▶ **WHAT YOU HAVE TO DO**
Quote all entries in full, exactly.

═════ DATA TO PROCESS ═════

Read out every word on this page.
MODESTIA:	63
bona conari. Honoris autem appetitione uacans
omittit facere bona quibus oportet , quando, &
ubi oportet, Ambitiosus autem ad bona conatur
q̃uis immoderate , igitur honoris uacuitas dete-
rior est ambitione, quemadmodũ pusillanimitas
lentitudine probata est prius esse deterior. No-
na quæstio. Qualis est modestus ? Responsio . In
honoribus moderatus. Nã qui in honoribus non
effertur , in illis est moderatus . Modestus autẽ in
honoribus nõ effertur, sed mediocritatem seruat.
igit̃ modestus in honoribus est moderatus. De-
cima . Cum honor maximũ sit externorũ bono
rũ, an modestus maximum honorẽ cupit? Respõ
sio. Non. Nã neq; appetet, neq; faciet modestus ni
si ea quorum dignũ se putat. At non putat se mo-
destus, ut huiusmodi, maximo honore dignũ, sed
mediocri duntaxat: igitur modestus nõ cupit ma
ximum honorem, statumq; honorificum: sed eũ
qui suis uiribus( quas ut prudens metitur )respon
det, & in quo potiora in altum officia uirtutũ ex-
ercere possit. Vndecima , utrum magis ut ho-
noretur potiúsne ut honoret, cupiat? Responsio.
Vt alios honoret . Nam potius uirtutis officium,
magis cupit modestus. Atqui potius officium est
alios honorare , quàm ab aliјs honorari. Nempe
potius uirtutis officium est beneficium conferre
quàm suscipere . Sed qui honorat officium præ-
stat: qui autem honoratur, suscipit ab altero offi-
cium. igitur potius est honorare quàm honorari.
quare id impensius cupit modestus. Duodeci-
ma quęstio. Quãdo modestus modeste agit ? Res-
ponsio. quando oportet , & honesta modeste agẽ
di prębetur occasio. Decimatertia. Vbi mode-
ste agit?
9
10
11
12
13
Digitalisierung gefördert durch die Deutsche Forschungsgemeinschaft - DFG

═════

▶ **RESPONSE**
Read out every word on this page.
MODESTIA:	63
bona conari. Honoris autem appetitione uacans
omittit facere bona quibus oportet , quando, &
ubi oportet, Ambitiosus autem ad bona conatur
q̃uis immoderate , igitur honoris uacuitas dete-
rior est ambitione, quemadmodũ pusillanimitas
lentitudine probata est prius esse deterior. No-
na quæstio. Qualis est modestus ? Responsio . In
honoribus moderatus. Nã qui in honoribus non
effertur , in illis est moderatus . Modestus autẽ in
honoribus nõ effertur, sed mediocritatem seruat.
igit̃ modestus in honoribus est moderatus. De-
cima . Cum honor maximũ sit externorũ bono
rũ, an modestus maximum honorẽ cupit? Respõ
sio. Non. Nã neq; appetet, neq; faciet modestus ni
si ea quorum dignũ se putat. At non putat se mo-
destus, ut huiusmodi, maximo honore dignũ, sed
mediocri duntaxat: igitur modestus nõ cupit ma
ximum honorem, statumq; honorificum: sed eũ
qui suis uiribus( quas ut prudens metitur )respon
det, & in quo potiora in altum officia uirtutũ ex-
ercere possit. Vndecima , utrum magis ut ho-
noretur potiúsne ut honoret, cupiat? Responsio.
Vt alios honoret . Nam potius uirtutis officium,
magis cupit modestus. Atqui potius officium est
alios honorare , quàm ab aliјs honorari. Nempe
potius uirtutis officium est beneficium conferre
quàm suscipere . Sed qui honorat officium præ-
stat: qui autem honoratur, suscipit ab altero offi-
cium. igitur potius est honorare quàm honorari.
quare id impensius cupit modestus. Duodeci-
ma quęstio. Quãdo modestus modeste agit ? Res-
ponsio. quando oportet , & honesta modeste agẽ
di prębetur occasio. Decimatertia. Vbi mode-
ste agit?
9
10
11
12
13
Digitalisierung gefördert durch die Deutsche Forschungsgemeinschaft - DFG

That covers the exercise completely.